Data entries
● ● ● ●
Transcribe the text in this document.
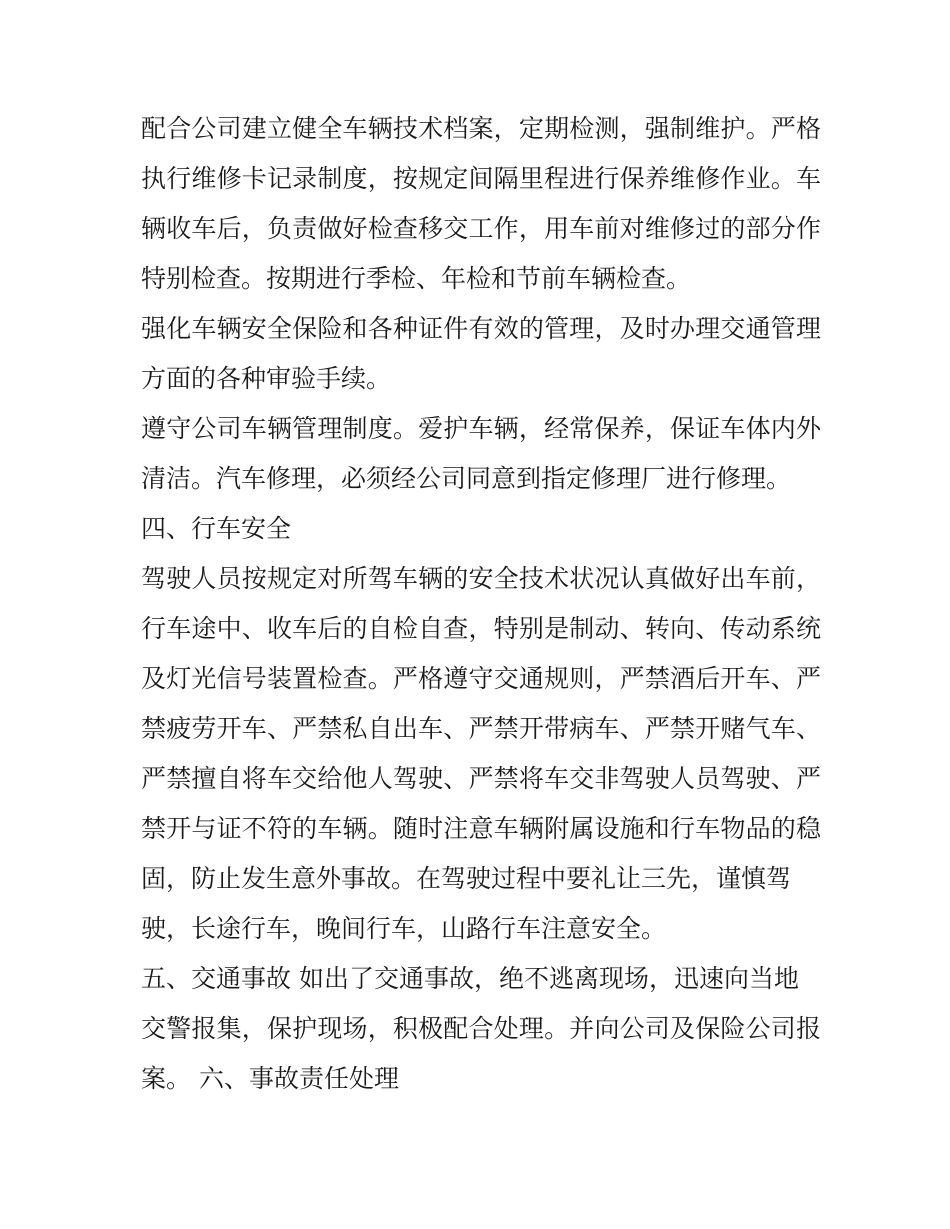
配合公司建立健全车辆技术档案，定期检测，强制维护。严格
执行维修卡记录制度，按规定间隔里程进行保养维修作业。车
辆收车后，负责做好检查移交工作，用车前对维修过的部分作
特别检查。按期进行季检、年检和节前车辆检查。
强化车辆安全保险和各种证件有效的管理，及时办理交通管理
方面的各种审验手续。
遵守公司车辆管理制度。爱护车辆，经常保养，保证车体内外
清洁。汽车修理，必须经公司同意到指定修理厂进行修理。
四、行车安全
驾驶人员按规定对所驾车辆的安全技术状况认真做好出车前，
行车途中、收车后的自检自查，特别是制动、转向、传动系统
及灯光信号装置检查。严格遵守交通规则，严禁酒后开车、严
禁疲劳开车、严禁私自出车、严禁开带病车、严禁开赌气车、
严禁擅自将车交给他人驾驶、严禁将车交非驾驶人员驾驶、严
禁开与证不符的车辆。随时注意车辆附属设施和行车物品的稳
固，防止发生意外事故。在驾驶过程中要礼让三先，谨慎驾
驶，长途行车，晚间行车，山路行车注意安全。
五、交通事故 如出了交通事故，绝不逃离现场，迅速向当地
交警报集，保护现场，积极配合处理。并向公司及保险公司报
案。 六、事故责任处理
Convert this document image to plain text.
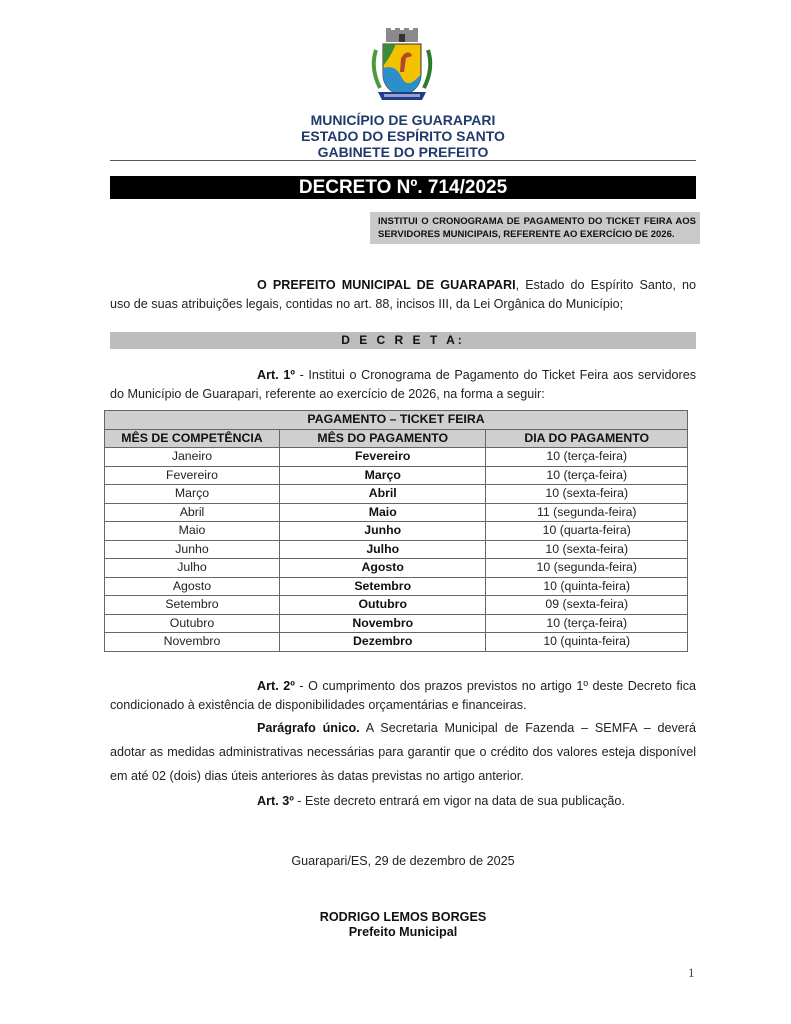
MUNICÍPIO DE GUARAPARI
ESTADO DO ESPÍRITO SANTO
GABINETE DO PREFEITO
DECRETO Nº. 714/2025
INSTITUI O CRONOGRAMA DE PAGAMENTO DO TICKET FEIRA AOS SERVIDORES MUNICIPAIS, REFERENTE AO EXERCÍCIO DE 2026.
O PREFEITO MUNICIPAL DE GUARAPARI, Estado do Espírito Santo, no uso de suas atribuições legais, contidas no art. 88, incisos III, da Lei Orgânica do Município;
D E C R E T A:
Art. 1º - Institui o Cronograma de Pagamento do Ticket Feira aos servidores do Município de Guarapari, referente ao exercício de 2026, na forma a seguir:
PAGAMENTO – TICKET FEIRA		
MÊS DE COMPETÊNCIA	MÊS DO PAGAMENTO	DIA DO PAGAMENTO
Janeiro	Fevereiro	10 (terça-feira)
Fevereiro	Março	10 (terça-feira)
Março	Abril	10 (sexta-feira)
Abril	Maio	11 (segunda-feira)
Maio	Junho	10 (quarta-feira)
Junho	Julho	10 (sexta-feira)
Julho	Agosto	10 (segunda-feira)
Agosto	Setembro	10 (quinta-feira)
Setembro	Outubro	09 (sexta-feira)
Outubro	Novembro	10 (terça-feira)
Novembro	Dezembro	10 (quinta-feira)
Art. 2º - O cumprimento dos prazos previstos no artigo 1º deste Decreto fica condicionado à existência de disponibilidades orçamentárias e financeiras.
Parágrafo único. A Secretaria Municipal de Fazenda – SEMFA – deverá adotar as medidas administrativas necessárias para garantir que o crédito dos valores esteja disponível em até 02 (dois) dias úteis anteriores às datas previstas no artigo anterior.
Art. 3º - Este decreto entrará em vigor na data de sua publicação.
Guarapari/ES, 29 de dezembro de 2025
RODRIGO LEMOS BORGES
Prefeito Municipal
1
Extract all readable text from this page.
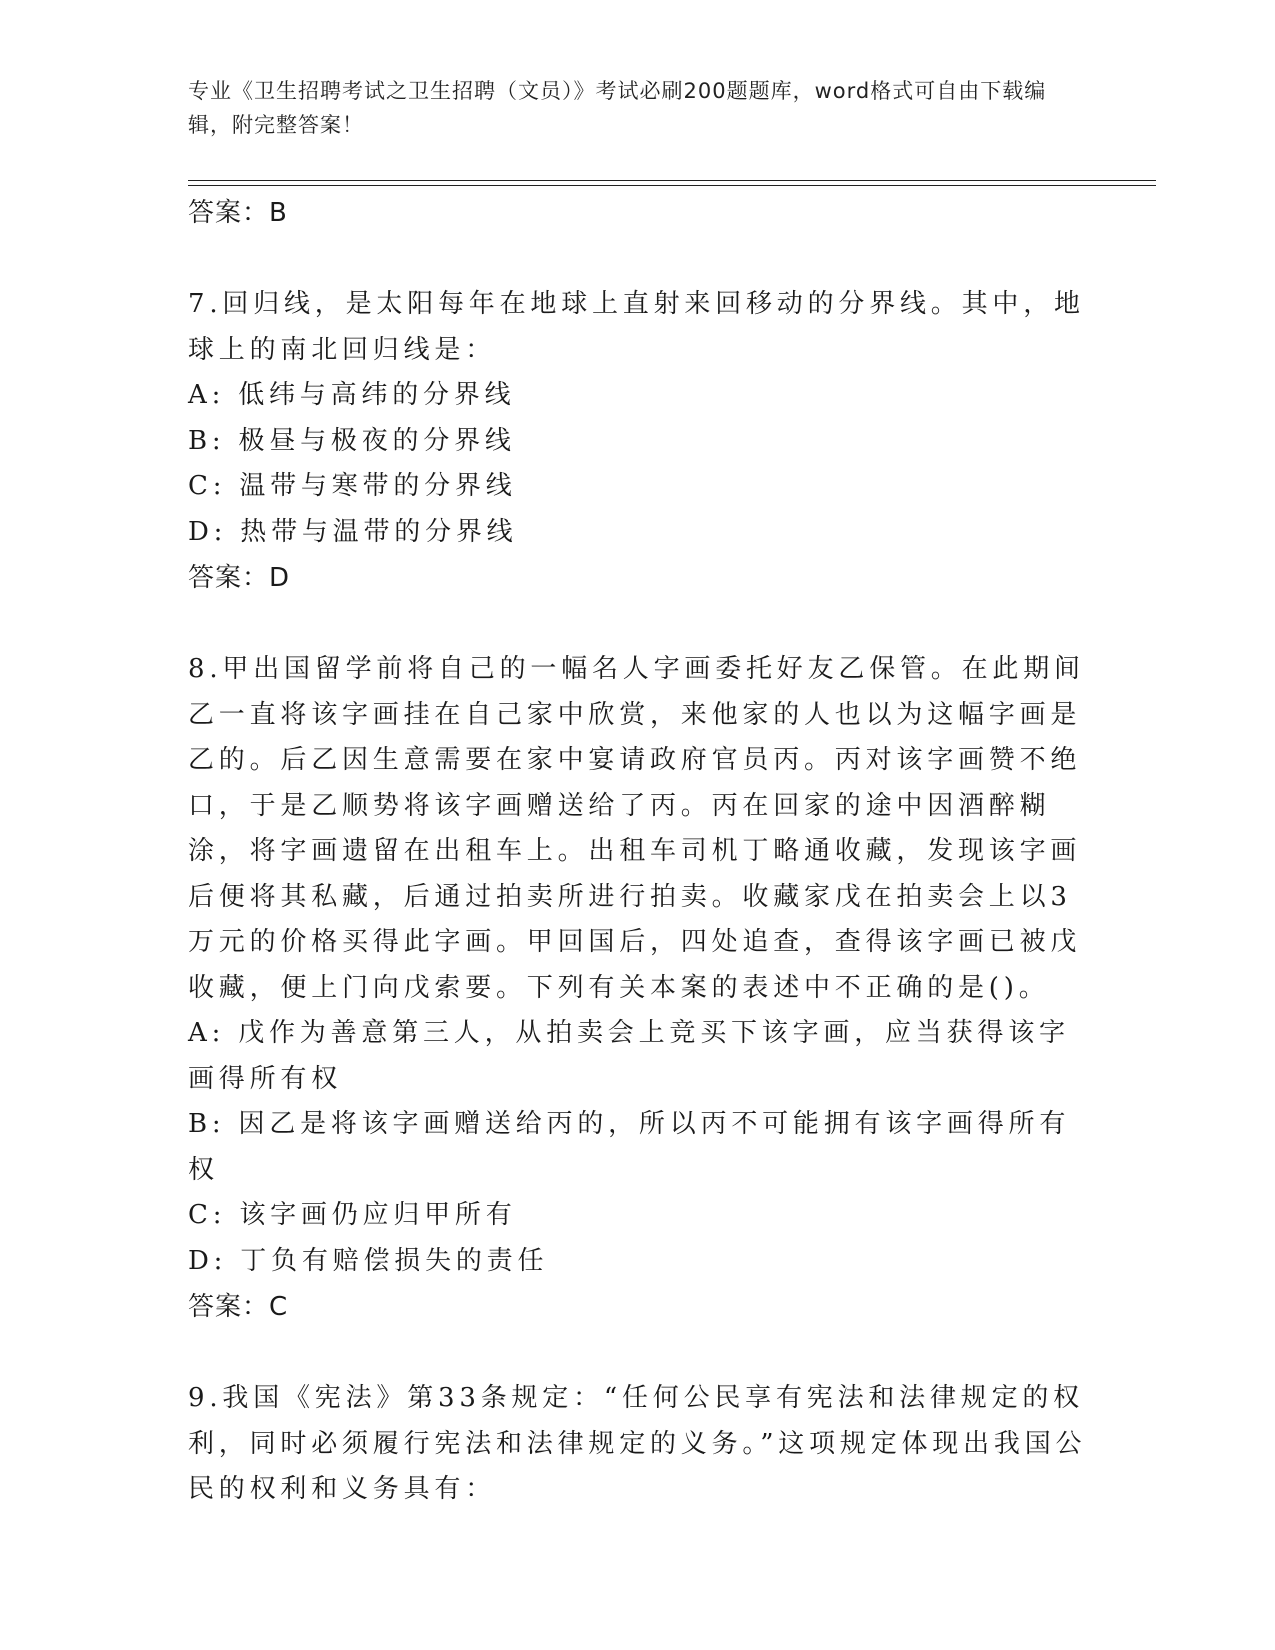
专业《卫生招聘考试之卫生招聘（文员）》考试必刷200题题库，word格式可自由下载编辑，附完整答案！

答案：B

7.回归线，是太阳每年在地球上直射来回移动的分界线。其中，地球上的南北回归线是：

A: 低纬与高纬的分界线

B: 极昼与极夜的分界线

C: 温带与寒带的分界线

D: 热带与温带的分界线

答案：D

8.甲出国留学前将自己的一幅名人字画委托好友乙保管。在此期间乙一直将该字画挂在自己家中欣赏，来他家的人也以为这幅字画是乙的。后乙因生意需要在家中宴请政府官员丙。丙对该字画赞不绝口，于是乙顺势将该字画赠送给了丙。丙在回家的途中因酒醉糊涂，将字画遗留在出租车上。出租车司机丁略通收藏，发现该字画后便将其私藏，后通过拍卖所进行拍卖。收藏家戊在拍卖会上以3万元的价格买得此字画。甲回国后，四处追查，查得该字画已被戊收藏，便上门向戊索要。下列有关本案的表述中不正确的是()。

A: 戊作为善意第三人，从拍卖会上竞买下该字画，应当获得该字画得所有权

B: 因乙是将该字画赠送给丙的，所以丙不可能拥有该字画得所有权

C: 该字画仍应归甲所有

D: 丁负有赔偿损失的责任

答案：C

9.我国《宪法》第33条规定：“任何公民享有宪法和法律规定的权利，同时必须履行宪法和法律规定的义务。”这项规定体现出我国公民的权利和义务具有：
● ● ● ●
| The request |
Every line from the one containing "Extract all readable text from this page." through the last line of the data is to be retyped exactly, with nothing added and no pictures included.

| Expected output |
Extract all readable text from this page.
专业《卫生招聘考试之卫生招聘（文员）》考试必刷200题题库，word格式可自由下载编辑，附完整答案！

答案：B

7.回归线，是太阳每年在地球上直射来回移动的分界线。其中，地球上的南北回归线是：

A: 低纬与高纬的分界线

B: 极昼与极夜的分界线

C: 温带与寒带的分界线

D: 热带与温带的分界线

答案：D

8.甲出国留学前将自己的一幅名人字画委托好友乙保管。在此期间乙一直将该字画挂在自己家中欣赏，来他家的人也以为这幅字画是乙的。后乙因生意需要在家中宴请政府官员丙。丙对该字画赞不绝口，于是乙顺势将该字画赠送给了丙。丙在回家的途中因酒醉糊涂，将字画遗留在出租车上。出租车司机丁略通收藏，发现该字画后便将其私藏，后通过拍卖所进行拍卖。收藏家戊在拍卖会上以3万元的价格买得此字画。甲回国后，四处追查，查得该字画已被戊收藏，便上门向戊索要。下列有关本案的表述中不正确的是()。

A: 戊作为善意第三人，从拍卖会上竞买下该字画，应当获得该字画得所有权

B: 因乙是将该字画赠送给丙的，所以丙不可能拥有该字画得所有权

C: 该字画仍应归甲所有

D: 丁负有赔偿损失的责任

答案：C

9.我国《宪法》第33条规定：“任何公民享有宪法和法律规定的权利，同时必须履行宪法和法律规定的义务。”这项规定体现出我国公民的权利和义务具有：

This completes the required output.